-- START OF Listing --

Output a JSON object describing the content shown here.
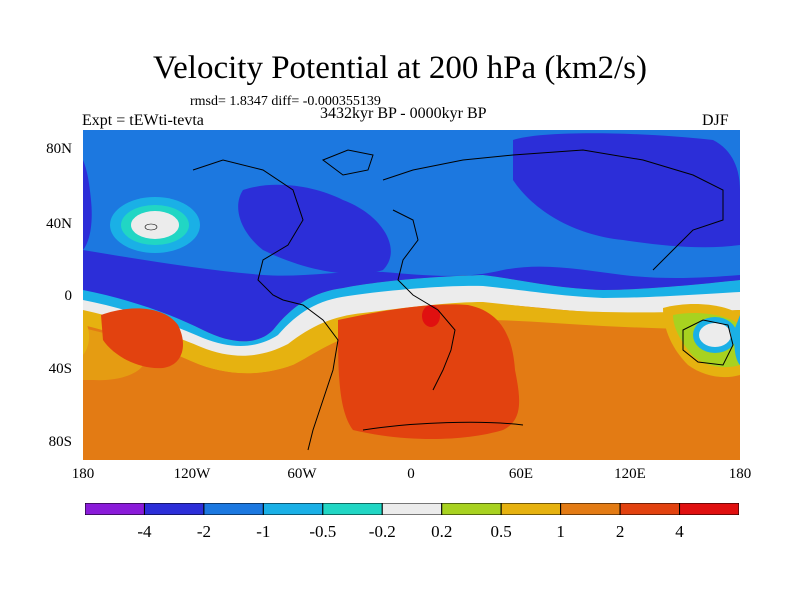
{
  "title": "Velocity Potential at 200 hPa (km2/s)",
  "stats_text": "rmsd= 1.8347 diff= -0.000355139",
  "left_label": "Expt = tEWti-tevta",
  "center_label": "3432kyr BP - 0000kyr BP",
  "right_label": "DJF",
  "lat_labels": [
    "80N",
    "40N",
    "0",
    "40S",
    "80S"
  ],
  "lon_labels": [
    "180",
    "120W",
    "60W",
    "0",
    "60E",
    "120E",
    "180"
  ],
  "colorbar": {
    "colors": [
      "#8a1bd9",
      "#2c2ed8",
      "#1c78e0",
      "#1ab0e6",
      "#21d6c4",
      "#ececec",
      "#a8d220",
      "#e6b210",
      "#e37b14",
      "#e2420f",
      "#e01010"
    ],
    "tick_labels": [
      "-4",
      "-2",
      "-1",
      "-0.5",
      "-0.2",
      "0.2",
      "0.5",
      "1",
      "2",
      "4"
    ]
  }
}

-- END OF Listing --

Take the listing above and restate it word for word, without its pictures.

Output a JSON object describing the content shown here.
{
  "title": "Velocity Potential at 200 hPa (km2/s)",
  "stats_text": "rmsd= 1.8347 diff= -0.000355139",
  "left_label": "Expt = tEWti-tevta",
  "center_label": "3432kyr BP - 0000kyr BP",
  "right_label": "DJF",
  "lat_labels": [
    "80N",
    "40N",
    "0",
    "40S",
    "80S"
  ],
  "lon_labels": [
    "180",
    "120W",
    "60W",
    "0",
    "60E",
    "120E",
    "180"
  ],
  "colorbar": {
    "colors": [
      "#8a1bd9",
      "#2c2ed8",
      "#1c78e0",
      "#1ab0e6",
      "#21d6c4",
      "#ececec",
      "#a8d220",
      "#e6b210",
      "#e37b14",
      "#e2420f",
      "#e01010"
    ],
    "tick_labels": [
      "-4",
      "-2",
      "-1",
      "-0.5",
      "-0.2",
      "0.2",
      "0.5",
      "1",
      "2",
      "4"
    ]
  }
}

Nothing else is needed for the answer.